**YOUR GOAL:** Please pull out every line that includes the string "числа".

(Data items)
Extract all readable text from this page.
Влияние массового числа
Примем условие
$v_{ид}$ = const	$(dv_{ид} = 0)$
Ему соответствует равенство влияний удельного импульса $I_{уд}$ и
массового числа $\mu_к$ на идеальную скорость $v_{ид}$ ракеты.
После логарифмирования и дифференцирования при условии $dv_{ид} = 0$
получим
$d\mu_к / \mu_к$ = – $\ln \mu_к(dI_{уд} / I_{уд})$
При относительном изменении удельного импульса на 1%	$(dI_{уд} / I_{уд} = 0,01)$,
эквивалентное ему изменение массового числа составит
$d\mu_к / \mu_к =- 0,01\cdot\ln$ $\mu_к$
--
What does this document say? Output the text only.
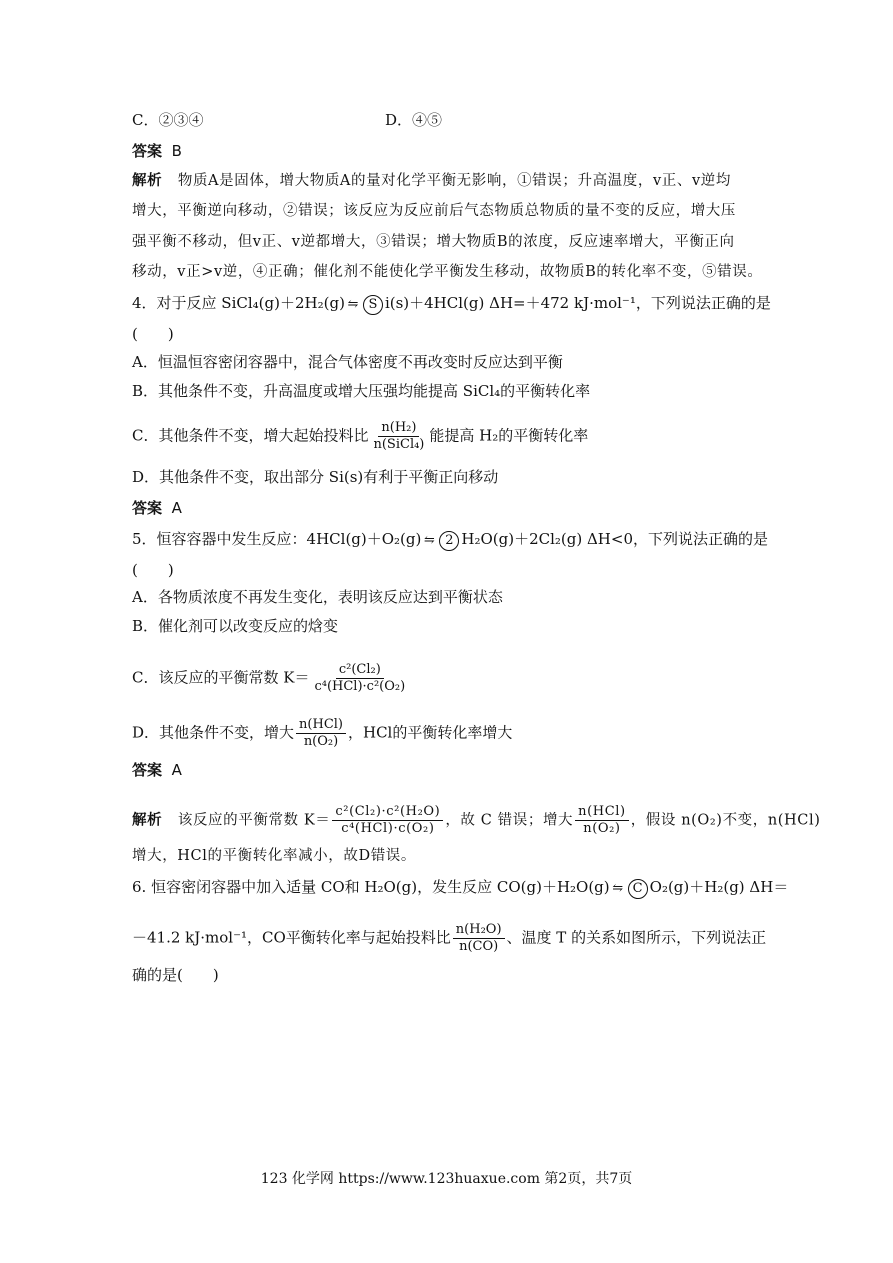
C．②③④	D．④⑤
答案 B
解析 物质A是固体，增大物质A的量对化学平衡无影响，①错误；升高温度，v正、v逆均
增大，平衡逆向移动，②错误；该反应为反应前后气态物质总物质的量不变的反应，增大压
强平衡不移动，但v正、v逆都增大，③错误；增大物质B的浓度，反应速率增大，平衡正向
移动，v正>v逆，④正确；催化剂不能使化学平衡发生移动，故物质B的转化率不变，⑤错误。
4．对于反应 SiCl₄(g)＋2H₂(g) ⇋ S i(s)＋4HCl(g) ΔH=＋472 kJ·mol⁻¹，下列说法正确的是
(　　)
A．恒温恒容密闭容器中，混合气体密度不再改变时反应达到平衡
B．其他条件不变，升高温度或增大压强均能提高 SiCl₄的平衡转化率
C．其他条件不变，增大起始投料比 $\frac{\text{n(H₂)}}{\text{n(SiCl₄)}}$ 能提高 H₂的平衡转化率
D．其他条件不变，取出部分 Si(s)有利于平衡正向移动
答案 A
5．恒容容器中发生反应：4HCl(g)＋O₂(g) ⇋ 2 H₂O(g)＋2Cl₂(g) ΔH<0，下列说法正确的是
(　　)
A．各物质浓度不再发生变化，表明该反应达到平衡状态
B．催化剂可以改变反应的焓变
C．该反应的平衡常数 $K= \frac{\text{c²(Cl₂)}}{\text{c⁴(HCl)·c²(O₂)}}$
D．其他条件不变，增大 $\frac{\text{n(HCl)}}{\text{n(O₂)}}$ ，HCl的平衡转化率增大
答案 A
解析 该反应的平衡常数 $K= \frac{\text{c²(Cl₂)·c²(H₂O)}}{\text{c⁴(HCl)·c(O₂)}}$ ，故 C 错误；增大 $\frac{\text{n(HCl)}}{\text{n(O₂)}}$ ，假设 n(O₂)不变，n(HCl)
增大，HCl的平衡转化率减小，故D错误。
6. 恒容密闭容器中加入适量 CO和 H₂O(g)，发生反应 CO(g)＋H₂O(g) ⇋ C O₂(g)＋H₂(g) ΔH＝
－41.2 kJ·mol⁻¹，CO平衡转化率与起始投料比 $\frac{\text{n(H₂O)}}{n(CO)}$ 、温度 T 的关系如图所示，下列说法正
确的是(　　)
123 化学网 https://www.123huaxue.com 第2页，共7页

**REPLY TO THE TASK:**
Влияние массового числа
массового числа $\mu_к$ на идеальную скорость $v_{ид}$ ракеты.
эквивалентное ему изменение массового числа составит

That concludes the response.